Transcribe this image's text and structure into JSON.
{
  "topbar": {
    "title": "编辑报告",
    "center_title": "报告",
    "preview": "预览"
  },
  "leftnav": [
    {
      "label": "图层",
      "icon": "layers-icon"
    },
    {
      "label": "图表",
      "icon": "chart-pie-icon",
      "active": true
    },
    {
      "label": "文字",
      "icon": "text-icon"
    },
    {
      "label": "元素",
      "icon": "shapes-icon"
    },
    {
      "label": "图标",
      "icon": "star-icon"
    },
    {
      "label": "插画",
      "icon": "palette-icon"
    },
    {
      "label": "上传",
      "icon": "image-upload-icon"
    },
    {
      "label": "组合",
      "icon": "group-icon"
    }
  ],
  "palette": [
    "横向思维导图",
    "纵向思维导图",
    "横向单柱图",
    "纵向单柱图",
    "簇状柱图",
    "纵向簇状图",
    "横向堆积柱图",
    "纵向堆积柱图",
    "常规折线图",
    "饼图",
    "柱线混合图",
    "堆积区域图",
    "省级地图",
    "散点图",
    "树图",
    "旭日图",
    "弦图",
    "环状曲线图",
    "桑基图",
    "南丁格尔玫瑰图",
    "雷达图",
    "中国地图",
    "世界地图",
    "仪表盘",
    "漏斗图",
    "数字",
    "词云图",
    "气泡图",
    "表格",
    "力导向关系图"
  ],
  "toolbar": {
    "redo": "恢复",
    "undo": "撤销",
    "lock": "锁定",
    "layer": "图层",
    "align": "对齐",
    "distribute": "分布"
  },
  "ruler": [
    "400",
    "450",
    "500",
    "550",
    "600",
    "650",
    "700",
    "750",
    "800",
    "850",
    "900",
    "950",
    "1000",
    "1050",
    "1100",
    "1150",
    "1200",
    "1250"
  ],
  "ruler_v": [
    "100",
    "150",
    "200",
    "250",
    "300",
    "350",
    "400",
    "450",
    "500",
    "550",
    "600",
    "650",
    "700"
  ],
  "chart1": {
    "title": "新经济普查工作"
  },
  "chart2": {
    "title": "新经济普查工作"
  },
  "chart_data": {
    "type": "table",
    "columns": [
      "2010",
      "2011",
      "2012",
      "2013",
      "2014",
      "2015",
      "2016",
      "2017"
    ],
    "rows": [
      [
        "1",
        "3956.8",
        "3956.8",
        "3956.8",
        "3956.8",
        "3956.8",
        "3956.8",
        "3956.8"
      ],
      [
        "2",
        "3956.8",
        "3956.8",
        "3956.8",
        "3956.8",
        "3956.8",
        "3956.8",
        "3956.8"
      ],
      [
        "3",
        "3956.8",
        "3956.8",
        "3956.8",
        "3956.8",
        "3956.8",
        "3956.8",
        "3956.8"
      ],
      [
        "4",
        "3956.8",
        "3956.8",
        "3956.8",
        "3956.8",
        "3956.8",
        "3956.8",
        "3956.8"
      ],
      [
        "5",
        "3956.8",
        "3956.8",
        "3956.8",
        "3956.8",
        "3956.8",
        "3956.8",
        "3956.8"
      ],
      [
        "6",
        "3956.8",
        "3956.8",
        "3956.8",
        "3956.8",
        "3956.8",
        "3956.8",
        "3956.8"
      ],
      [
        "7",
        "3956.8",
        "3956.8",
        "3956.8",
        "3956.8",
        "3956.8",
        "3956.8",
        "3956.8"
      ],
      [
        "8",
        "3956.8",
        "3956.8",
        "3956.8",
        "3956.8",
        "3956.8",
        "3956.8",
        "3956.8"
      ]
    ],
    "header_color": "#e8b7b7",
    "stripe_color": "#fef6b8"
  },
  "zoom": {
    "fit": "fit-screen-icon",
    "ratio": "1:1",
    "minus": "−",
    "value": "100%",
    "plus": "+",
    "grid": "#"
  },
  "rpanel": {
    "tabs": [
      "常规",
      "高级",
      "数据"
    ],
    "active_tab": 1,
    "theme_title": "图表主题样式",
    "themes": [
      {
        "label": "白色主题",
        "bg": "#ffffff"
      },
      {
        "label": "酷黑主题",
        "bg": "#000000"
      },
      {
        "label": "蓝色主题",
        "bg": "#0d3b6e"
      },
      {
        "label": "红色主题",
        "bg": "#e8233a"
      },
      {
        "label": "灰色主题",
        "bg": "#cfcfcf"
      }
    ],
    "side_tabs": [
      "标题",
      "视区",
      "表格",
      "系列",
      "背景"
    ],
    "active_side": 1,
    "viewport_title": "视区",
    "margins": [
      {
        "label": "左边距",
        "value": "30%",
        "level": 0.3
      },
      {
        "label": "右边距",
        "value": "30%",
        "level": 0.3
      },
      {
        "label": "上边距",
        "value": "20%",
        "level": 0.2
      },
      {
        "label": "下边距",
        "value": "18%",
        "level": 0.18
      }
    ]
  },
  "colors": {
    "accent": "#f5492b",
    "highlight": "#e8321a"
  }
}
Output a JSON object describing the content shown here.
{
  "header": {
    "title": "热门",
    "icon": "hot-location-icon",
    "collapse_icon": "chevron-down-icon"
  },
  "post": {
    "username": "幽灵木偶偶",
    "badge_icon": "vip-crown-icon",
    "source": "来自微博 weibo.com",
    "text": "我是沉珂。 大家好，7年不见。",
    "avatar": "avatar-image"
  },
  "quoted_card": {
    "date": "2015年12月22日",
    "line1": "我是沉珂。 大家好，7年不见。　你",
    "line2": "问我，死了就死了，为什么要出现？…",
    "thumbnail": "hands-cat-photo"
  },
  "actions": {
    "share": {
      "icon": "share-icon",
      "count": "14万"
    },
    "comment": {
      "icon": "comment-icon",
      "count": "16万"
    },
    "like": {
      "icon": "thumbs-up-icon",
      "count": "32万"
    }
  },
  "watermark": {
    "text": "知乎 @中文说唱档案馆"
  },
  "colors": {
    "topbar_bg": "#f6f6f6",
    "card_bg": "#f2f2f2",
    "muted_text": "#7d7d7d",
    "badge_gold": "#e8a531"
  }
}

- - -

Objective.
Search the data for the word "image" and copy each line where it appears.

Problem solution.
Transcribe this image's text and structure into JSON.
      "icon": "image-upload-icon"
    "avatar": "avatar-image"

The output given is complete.